start SUPPLIED PASSAGE

Sunday, October 16, 2005

40. Recalling the Desert while Wrapped in Goose-Down

I figured that no one in Deering would ever have a sukkah, especially this year when Sukkot falls so late in the autumn. Well, I still don’t think there had ever been a sukkah in Deering, but some people come close.
An excerpt from the article from this week’s English version of The Forward:
In Fairbanks, Alaska, each year David Crawson and his wife, Jennifer Eskridge, build one of the few sukkot around. “Sukkot is not a highly observed holiday here because it is so cold,” Crawson said. “There’s almost always snow falling before Sukkot or during.” But give up Sukkot? They sooner would add layers of clothing, insulate the sukkah walls with colorful tapestries to break the wind or huddle in sleeping bags rated for 20-below weather. One “balmy” year when the temperatures were merely freezing, Eskridge and her daughter (then 6) did just that. More commonly, the family builds a fire pit in the sukkah. It sits on a metal stand. The colder the temperature, the smaller the fire hazard, they say. “We always eat in [the sukkah], that’s a hands down. We’re Alaskans; we just put on more clothes,” Eskridge said.

You can go to see the entire article at:

This Sukkas, No Specials On Lulavs

VOS IZ NEIAS Oct 16, 2005
The Egyptian government, which controls the area where most lulavs are harvested, has sharply reduced its exports, saying that harvesting the fronds harms the trees on which they grow, as reported previous on VOS IZ NEIAS.

But they did released 100,000 lulavs to the United States, at the urging of Jewish leaders and American government officials. But that is 400,000 fewer than it normally sends. Retailers have been trying to make up the shortfall with lulavs imported from Spain, but those are too few and too expensive to close the gap.
The announcement sent small shock waves through Jewish neighborhoods.

In response to the shortfall, the wholesale price of a lulav has rise sharply, to $10 or more; in previous years, the price was $2. Rather than giving them away, some are charging $15 apiece for the fronds this year.
Yup - I found an article in the New York Times.

I think ths year, some people will have to share. For the future, can they be grown in the Negev?
Well, it seems as if the press is really full of news about Jews in Alaska this week! There was a letter to the editor in this week's Yiddish Forward (Forverts) From a Steven Jacobs in Fairbanks:

(quoted material begins)

end SUPPLIED PASSAGE

## AIM OF THE EXERCISE
Can you write the lulav shortage passage out again, starting at "VOS IZ NEIAS Oct" and ending at "through Jewish neighborhoods.", substituting "Morocco" for "Spain"?

start EXTRACTED ENTRIES

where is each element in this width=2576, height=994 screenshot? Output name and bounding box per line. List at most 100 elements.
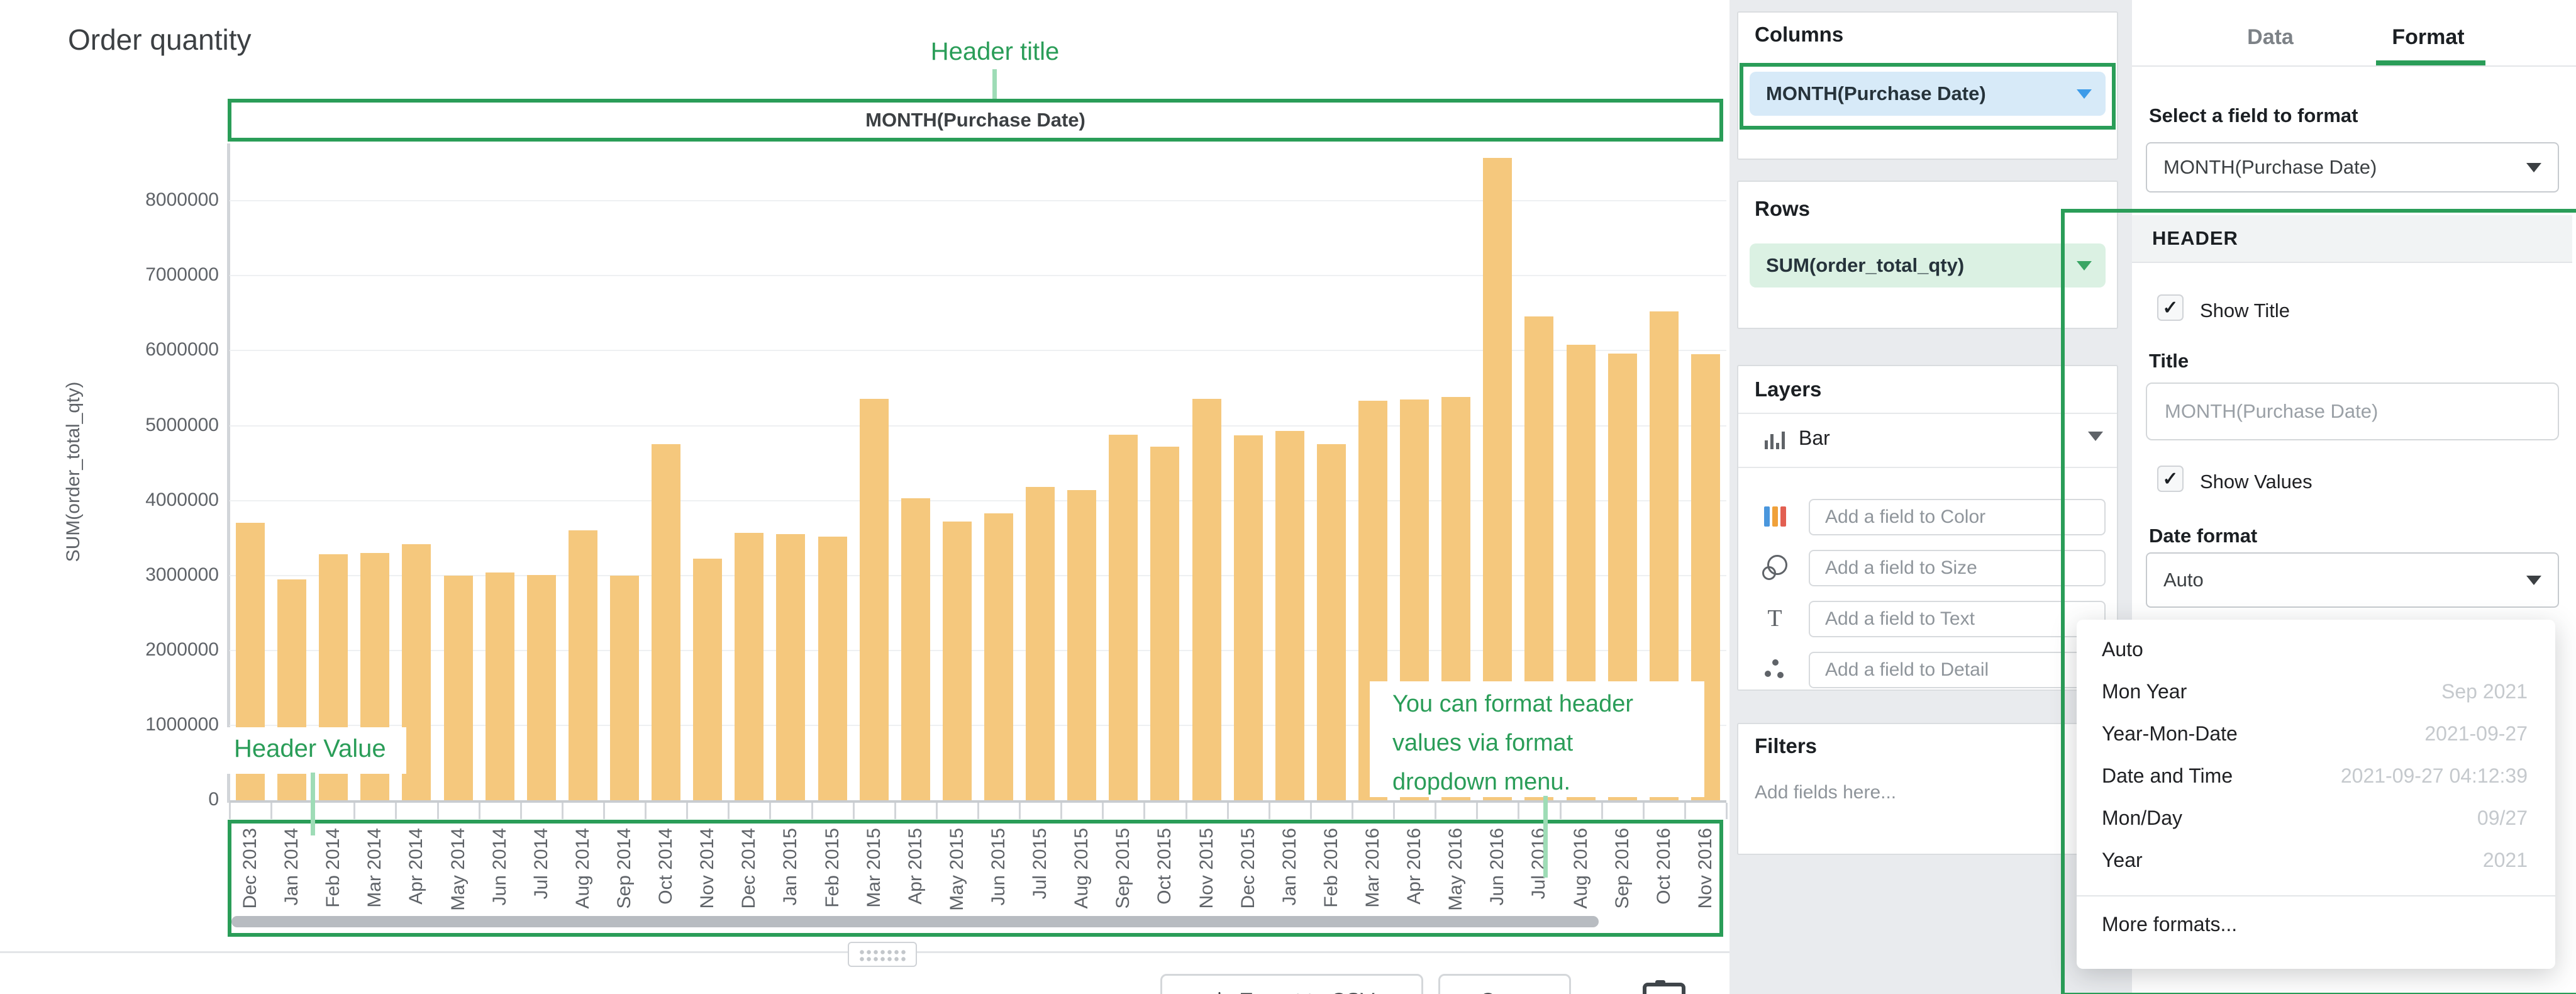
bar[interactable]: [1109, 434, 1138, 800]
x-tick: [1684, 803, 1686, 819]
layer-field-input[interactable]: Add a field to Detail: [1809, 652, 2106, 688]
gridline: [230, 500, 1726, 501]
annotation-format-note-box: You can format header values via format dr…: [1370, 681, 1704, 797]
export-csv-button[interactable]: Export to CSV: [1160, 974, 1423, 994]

end EXTRACTED ENTRIES

## RESULT OF THE EXERCISE
VOS IZ NEIAS Oct 16, 2005
The Egyptian government, which controls the area where most lulavs are harvested, has sharply reduced its exports, saying that harvesting the fronds harms the trees on which they grow, as reported previous on VOS IZ NEIAS.

But they did released 100,000 lulavs to the United States, at the urging of Jewish leaders and American government officials. But that is 400,000 fewer than it normally sends. Retailers have been trying to make up the shortfall with lulavs imported from Morocco, but those are too few and too expensive to close the gap.
The announcement sent small shock waves through Jewish neighborhoods.